● SHORT EXERCISE: Write out the entries below once more, exactly, with the pictures left out.

● MATERIAL SHOWN:

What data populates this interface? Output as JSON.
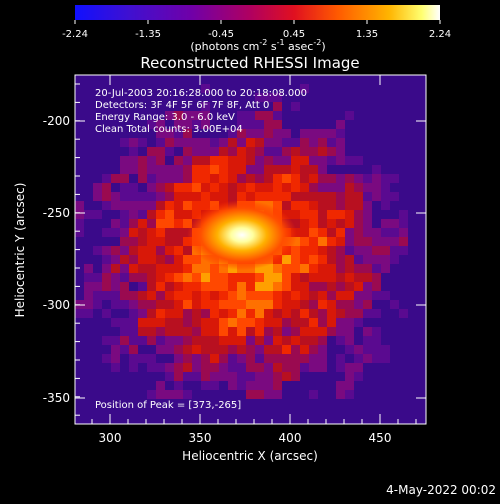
{
  "colorbar": {
    "ticks": [
      "-2.24",
      "-1.35",
      "-0.45",
      "0.45",
      "1.35",
      "2.24"
    ],
    "unit_main": "(photons cm",
    "unit_sup1": "-2",
    "unit_mid1": " s",
    "unit_sup2": "-1",
    "unit_mid2": " asec",
    "unit_sup3": "-2",
    "unit_end": ")",
    "colors": [
      "#1010ff",
      "#5010c0",
      "#7a00a0",
      "#b00060",
      "#e00020",
      "#ff6000",
      "#ffb000",
      "#ffff80",
      "#ffffff"
    ]
  },
  "plot": {
    "title": "Reconstructed RHESSI Image",
    "info": [
      "20-Jul-2003 20:16:28.000 to 20:18:08.000",
      "Detectors: 3F 4F 5F 6F 7F 8F, Att 0",
      "Energy Range: 3.0 - 6.0 keV",
      "Clean     Total counts: 3.00E+04"
    ],
    "peak_label": "Position of Peak = [373,-265]",
    "xlabel": "Heliocentric X (arcsec)",
    "ylabel": "Heliocentric Y (arcsec)",
    "xticks": [
      "300",
      "350",
      "400",
      "450"
    ],
    "yticks": [
      "-200",
      "-250",
      "-300",
      "-350"
    ]
  },
  "footer": {
    "date": "4-May-2022 00:02"
  }
}
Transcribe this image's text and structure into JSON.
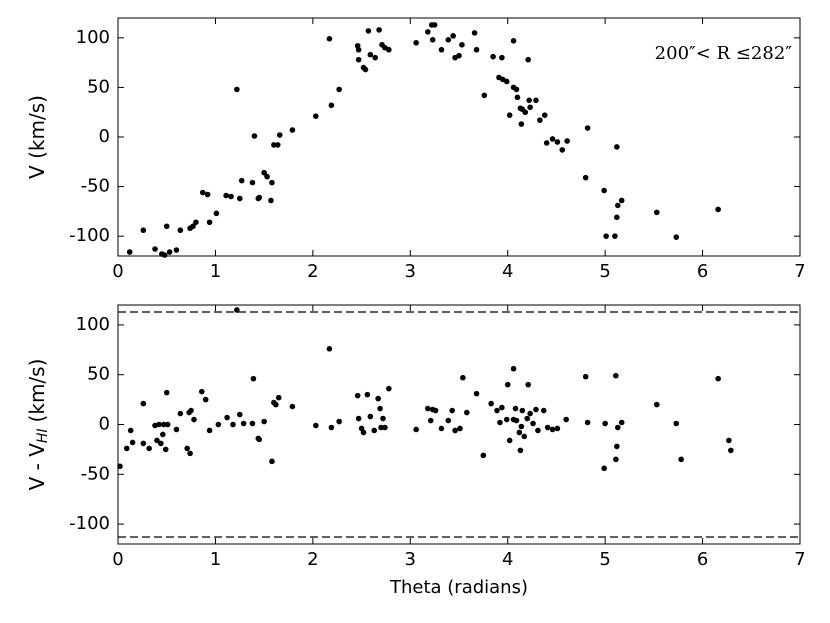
{
  "chart_data": [
    {
      "type": "scatter",
      "ylabel": "V (km/s)",
      "annotation": "200″< R  ≤282″",
      "color": "#000000",
      "xlim": [
        0,
        7
      ],
      "ylim": [
        -120,
        120
      ],
      "xticks": [
        0,
        1,
        2,
        3,
        4,
        5,
        6,
        7
      ],
      "yticks": [
        -100,
        -50,
        0,
        50,
        100
      ],
      "x": [
        0.12,
        0.26,
        0.38,
        0.45,
        0.48,
        0.5,
        0.53,
        0.6,
        0.64,
        0.74,
        0.77,
        0.8,
        0.87,
        0.92,
        0.94,
        1.01,
        1.11,
        1.16,
        1.22,
        1.25,
        1.27,
        1.38,
        1.4,
        1.44,
        1.45,
        1.5,
        1.53,
        1.57,
        1.58,
        1.6,
        1.64,
        1.66,
        1.79,
        2.03,
        2.17,
        2.19,
        2.27,
        2.46,
        2.47,
        2.47,
        2.52,
        2.54,
        2.57,
        2.59,
        2.64,
        2.68,
        2.71,
        2.74,
        2.78,
        3.06,
        3.18,
        3.22,
        3.25,
        3.23,
        3.32,
        3.39,
        3.44,
        3.46,
        3.5,
        3.53,
        3.66,
        3.68,
        3.76,
        3.85,
        3.91,
        3.94,
        3.95,
        3.99,
        4.02,
        4.06,
        4.06,
        4.09,
        4.1,
        4.14,
        4.13,
        4.15,
        4.18,
        4.21,
        4.22,
        4.23,
        4.29,
        4.33,
        4.38,
        4.4,
        4.46,
        4.51,
        4.56,
        4.61,
        4.82,
        4.8,
        4.99,
        5.01,
        5.1,
        5.12,
        5.13,
        5.12,
        5.17,
        5.53,
        5.73,
        6.16
      ],
      "values": [
        -116,
        -94,
        -113,
        -118,
        -119,
        -90,
        -116,
        -114,
        -94,
        -92,
        -90,
        -86,
        -56,
        -58,
        -86,
        -77,
        -59,
        -60,
        48,
        -62,
        -44,
        -46,
        1,
        -62,
        -61,
        -36,
        -40,
        -64,
        -46,
        -8,
        -8,
        2,
        7,
        21,
        99,
        32,
        48,
        92,
        88,
        78,
        70,
        68,
        107,
        83,
        80,
        108,
        93,
        90,
        88,
        95,
        106,
        113,
        113,
        98,
        88,
        98,
        102,
        80,
        82,
        93,
        105,
        88,
        42,
        81,
        60,
        80,
        58,
        56,
        22,
        97,
        50,
        48,
        40,
        13,
        29,
        28,
        25,
        78,
        37,
        30,
        37,
        17,
        22,
        -6,
        -2,
        -5,
        -13,
        -4,
        9,
        -41,
        -54,
        -100,
        -100,
        -81,
        -69,
        -10,
        -64,
        -76,
        -101,
        -73
      ]
    },
    {
      "type": "scatter",
      "xlabel": "Theta (radians)",
      "ylabel": "V - V",
      "ylabel_sub": "HI",
      "ylabel_unit": "(km/s)",
      "color": "#000000",
      "xlim": [
        0,
        7
      ],
      "ylim": [
        -120,
        120
      ],
      "xticks": [
        0,
        1,
        2,
        3,
        4,
        5,
        6,
        7
      ],
      "yticks": [
        -100,
        -50,
        0,
        50,
        100
      ],
      "hlines": [
        113,
        -113
      ],
      "x": [
        0.02,
        0.09,
        0.13,
        0.15,
        0.26,
        0.26,
        0.32,
        0.38,
        0.4,
        0.42,
        0.44,
        0.46,
        0.49,
        0.47,
        0.5,
        0.51,
        0.6,
        0.64,
        0.71,
        0.73,
        0.74,
        0.75,
        0.78,
        0.86,
        0.9,
        0.94,
        1.03,
        1.12,
        1.18,
        1.22,
        1.25,
        1.29,
        1.39,
        1.38,
        1.44,
        1.45,
        1.5,
        1.58,
        1.6,
        1.62,
        1.65,
        1.79,
        2.03,
        2.17,
        2.19,
        2.27,
        2.46,
        2.47,
        2.5,
        2.52,
        2.56,
        2.59,
        2.63,
        2.69,
        2.67,
        2.7,
        2.72,
        2.74,
        2.78,
        3.06,
        3.18,
        3.21,
        3.23,
        3.26,
        3.32,
        3.39,
        3.43,
        3.46,
        3.51,
        3.54,
        3.58,
        3.68,
        3.75,
        3.83,
        3.89,
        3.92,
        3.94,
        3.99,
        4.0,
        4.02,
        4.06,
        4.06,
        4.08,
        4.09,
        4.13,
        4.12,
        4.14,
        4.15,
        4.17,
        4.2,
        4.21,
        4.23,
        4.26,
        4.29,
        4.31,
        4.37,
        4.41,
        4.46,
        4.51,
        4.6,
        4.8,
        4.82,
        4.99,
        5.0,
        5.11,
        5.11,
        5.12,
        5.13,
        5.17,
        5.53,
        5.73,
        5.78,
        6.16,
        6.27,
        6.29
      ],
      "values": [
        -42,
        -24,
        -6,
        -18,
        21,
        -19,
        -24,
        -1,
        -16,
        0,
        -19,
        -10,
        -25,
        0,
        32,
        0,
        -5,
        11,
        -24,
        12,
        -29,
        14,
        5,
        33,
        25,
        -6,
        0,
        7,
        0,
        115,
        10,
        1,
        46,
        1,
        -14,
        -15,
        3,
        -37,
        22,
        20,
        27,
        18,
        -1,
        76,
        -3,
        3,
        29,
        6,
        -4,
        -8,
        30,
        8,
        -6,
        16,
        26,
        -3,
        6,
        -3,
        36,
        -5,
        16,
        4,
        15,
        14,
        -4,
        4,
        14,
        -6,
        -4,
        47,
        12,
        31,
        -31,
        21,
        14,
        2,
        17,
        5,
        40,
        -16,
        56,
        5,
        16,
        4,
        -26,
        -8,
        -2,
        14,
        -12,
        6,
        40,
        11,
        1,
        15,
        -6,
        14,
        -3,
        -5,
        -4,
        5,
        48,
        2,
        -44,
        1,
        49,
        -35,
        -22,
        -3,
        2,
        20,
        1,
        -35,
        46,
        -16,
        -26
      ]
    }
  ]
}
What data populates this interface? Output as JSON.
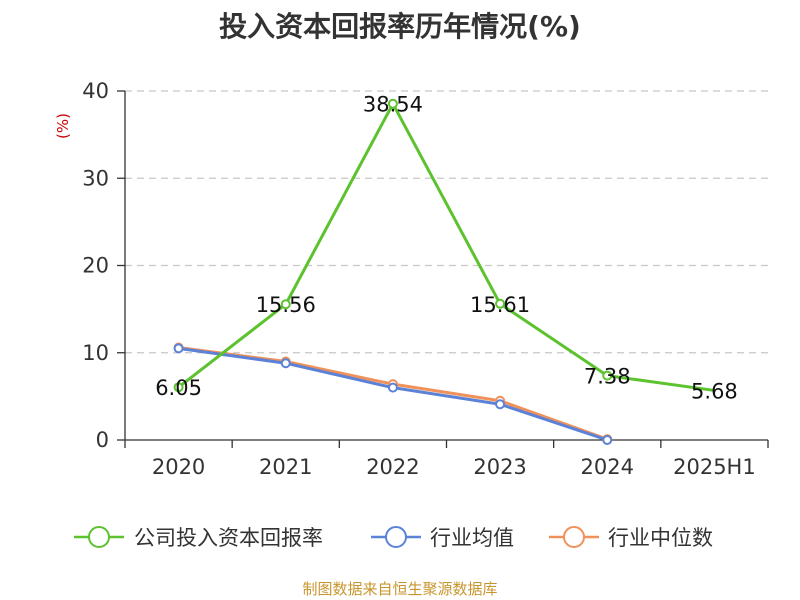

● RESPONSE FOR THIS EXERCISE:
What data populates this interface? Output as JSON.
{
  "colorbar": {
    "ticks": [
      "-2.24",
      "-1.35",
      "-0.45",
      "0.45",
      "1.35",
      "2.24"
    ],
    "unit_main": "(photons cm",
    "unit_sup1": "-2",
    "unit_mid1": " s",
    "unit_sup2": "-1",
    "unit_mid2": " asec",
    "unit_sup3": "-2",
    "unit_end": ")",
    "colors": [
      "#1010ff",
      "#5010c0",
      "#7a00a0",
      "#b00060",
      "#e00020",
      "#ff6000",
      "#ffb000",
      "#ffff80",
      "#ffffff"
    ]
  },
  "plot": {
    "title": "Reconstructed RHESSI Image",
    "info": [
      "20-Jul-2003 20:16:28.000 to 20:18:08.000",
      "Detectors: 3F 4F 5F 6F 7F 8F, Att 0",
      "Energy Range: 3.0 - 6.0 keV",
      "Clean     Total counts: 3.00E+04"
    ],
    "peak_label": "Position of Peak = [373,-265]",
    "xlabel": "Heliocentric X (arcsec)",
    "ylabel": "Heliocentric Y (arcsec)",
    "xticks": [
      "300",
      "350",
      "400",
      "450"
    ],
    "yticks": [
      "-200",
      "-250",
      "-300",
      "-350"
    ]
  },
  "footer": {
    "date": "4-May-2022 00:02"
  }
}
Transcribe this image's text and structure into JSON.
{
  "chart_data": [
    {
      "type": "scatter",
      "ylabel": "V (km/s)",
      "annotation": "200″< R  ≤282″",
      "color": "#000000",
      "xlim": [
        0,
        7
      ],
      "ylim": [
        -120,
        120
      ],
      "xticks": [
        0,
        1,
        2,
        3,
        4,
        5,
        6,
        7
      ],
      "yticks": [
        -100,
        -50,
        0,
        50,
        100
      ],
      "x": [
        0.12,
        0.26,
        0.38,
        0.45,
        0.48,
        0.5,
        0.53,
        0.6,
        0.64,
        0.74,
        0.77,
        0.8,
        0.87,
        0.92,
        0.94,
        1.01,
        1.11,
        1.16,
        1.22,
        1.25,
        1.27,
        1.38,
        1.4,
        1.44,
        1.45,
        1.5,
        1.53,
        1.57,
        1.58,
        1.6,
        1.64,
        1.66,
        1.79,
        2.03,
        2.17,
        2.19,
        2.27,
        2.46,
        2.47,
        2.47,
        2.52,
        2.54,
        2.57,
        2.59,
        2.64,
        2.68,
        2.71,
        2.74,
        2.78,
        3.06,
        3.18,
        3.22,
        3.25,
        3.23,
        3.32,
        3.39,
        3.44,
        3.46,
        3.5,
        3.53,
        3.66,
        3.68,
        3.76,
        3.85,
        3.91,
        3.94,
        3.95,
        3.99,
        4.02,
        4.06,
        4.06,
        4.09,
        4.1,
        4.14,
        4.13,
        4.15,
        4.18,
        4.21,
        4.22,
        4.23,
        4.29,
        4.33,
        4.38,
        4.4,
        4.46,
        4.51,
        4.56,
        4.61,
        4.82,
        4.8,
        4.99,
        5.01,
        5.1,
        5.12,
        5.13,
        5.12,
        5.17,
        5.53,
        5.73,
        6.16
      ],
      "values": [
        -116,
        -94,
        -113,
        -118,
        -119,
        -90,
        -116,
        -114,
        -94,
        -92,
        -90,
        -86,
        -56,
        -58,
        -86,
        -77,
        -59,
        -60,
        48,
        -62,
        -44,
        -46,
        1,
        -62,
        -61,
        -36,
        -40,
        -64,
        -46,
        -8,
        -8,
        2,
        7,
        21,
        99,
        32,
        48,
        92,
        88,
        78,
        70,
        68,
        107,
        83,
        80,
        108,
        93,
        90,
        88,
        95,
        106,
        113,
        113,
        98,
        88,
        98,
        102,
        80,
        82,
        93,
        105,
        88,
        42,
        81,
        60,
        80,
        58,
        56,
        22,
        97,
        50,
        48,
        40,
        13,
        29,
        28,
        25,
        78,
        37,
        30,
        37,
        17,
        22,
        -6,
        -2,
        -5,
        -13,
        -4,
        9,
        -41,
        -54,
        -100,
        -100,
        -81,
        -69,
        -10,
        -64,
        -76,
        -101,
        -73
      ]
    },
    {
      "type": "scatter",
      "xlabel": "Theta (radians)",
      "ylabel": "V - V",
      "ylabel_sub": "HI",
      "ylabel_unit": "(km/s)",
      "color": "#000000",
      "xlim": [
        0,
        7
      ],
      "ylim": [
        -120,
        120
      ],
      "xticks": [
        0,
        1,
        2,
        3,
        4,
        5,
        6,
        7
      ],
      "yticks": [
        -100,
        -50,
        0,
        50,
        100
      ],
      "hlines": [
        113,
        -113
      ],
      "x": [
        0.02,
        0.09,
        0.13,
        0.15,
        0.26,
        0.26,
        0.32,
        0.38,
        0.4,
        0.42,
        0.44,
        0.46,
        0.49,
        0.47,
        0.5,
        0.51,
        0.6,
        0.64,
        0.71,
        0.73,
        0.74,
        0.75,
        0.78,
        0.86,
        0.9,
        0.94,
        1.03,
        1.12,
        1.18,
        1.22,
        1.25,
        1.29,
        1.39,
        1.38,
        1.44,
        1.45,
        1.5,
        1.58,
        1.6,
        1.62,
        1.65,
        1.79,
        2.03,
        2.17,
        2.19,
        2.27,
        2.46,
        2.47,
        2.5,
        2.52,
        2.56,
        2.59,
        2.63,
        2.69,
        2.67,
        2.7,
        2.72,
        2.74,
        2.78,
        3.06,
        3.18,
        3.21,
        3.23,
        3.26,
        3.32,
        3.39,
        3.43,
        3.46,
        3.51,
        3.54,
        3.58,
        3.68,
        3.75,
        3.83,
        3.89,
        3.92,
        3.94,
        3.99,
        4.0,
        4.02,
        4.06,
        4.06,
        4.08,
        4.09,
        4.13,
        4.12,
        4.14,
        4.15,
        4.17,
        4.2,
        4.21,
        4.23,
        4.26,
        4.29,
        4.31,
        4.37,
        4.41,
        4.46,
        4.51,
        4.6,
        4.8,
        4.82,
        4.99,
        5.0,
        5.11,
        5.11,
        5.12,
        5.13,
        5.17,
        5.53,
        5.73,
        5.78,
        6.16,
        6.27,
        6.29
      ],
      "values": [
        -42,
        -24,
        -6,
        -18,
        21,
        -19,
        -24,
        -1,
        -16,
        0,
        -19,
        -10,
        -25,
        0,
        32,
        0,
        -5,
        11,
        -24,
        12,
        -29,
        14,
        5,
        33,
        25,
        -6,
        0,
        7,
        0,
        115,
        10,
        1,
        46,
        1,
        -14,
        -15,
        3,
        -37,
        22,
        20,
        27,
        18,
        -1,
        76,
        -3,
        3,
        29,
        6,
        -4,
        -8,
        30,
        8,
        -6,
        16,
        26,
        -3,
        6,
        -3,
        36,
        -5,
        16,
        4,
        15,
        14,
        -4,
        4,
        14,
        -6,
        -4,
        47,
        12,
        31,
        -31,
        21,
        14,
        2,
        17,
        5,
        40,
        -16,
        56,
        5,
        16,
        4,
        -26,
        -8,
        -2,
        14,
        -12,
        6,
        40,
        11,
        1,
        15,
        -6,
        14,
        -3,
        -5,
        -4,
        5,
        48,
        2,
        -44,
        1,
        49,
        -35,
        -22,
        -3,
        2,
        20,
        1,
        -35,
        46,
        -16,
        -26
      ]
    }
  ]
}
What data populates this interface? Output as JSON.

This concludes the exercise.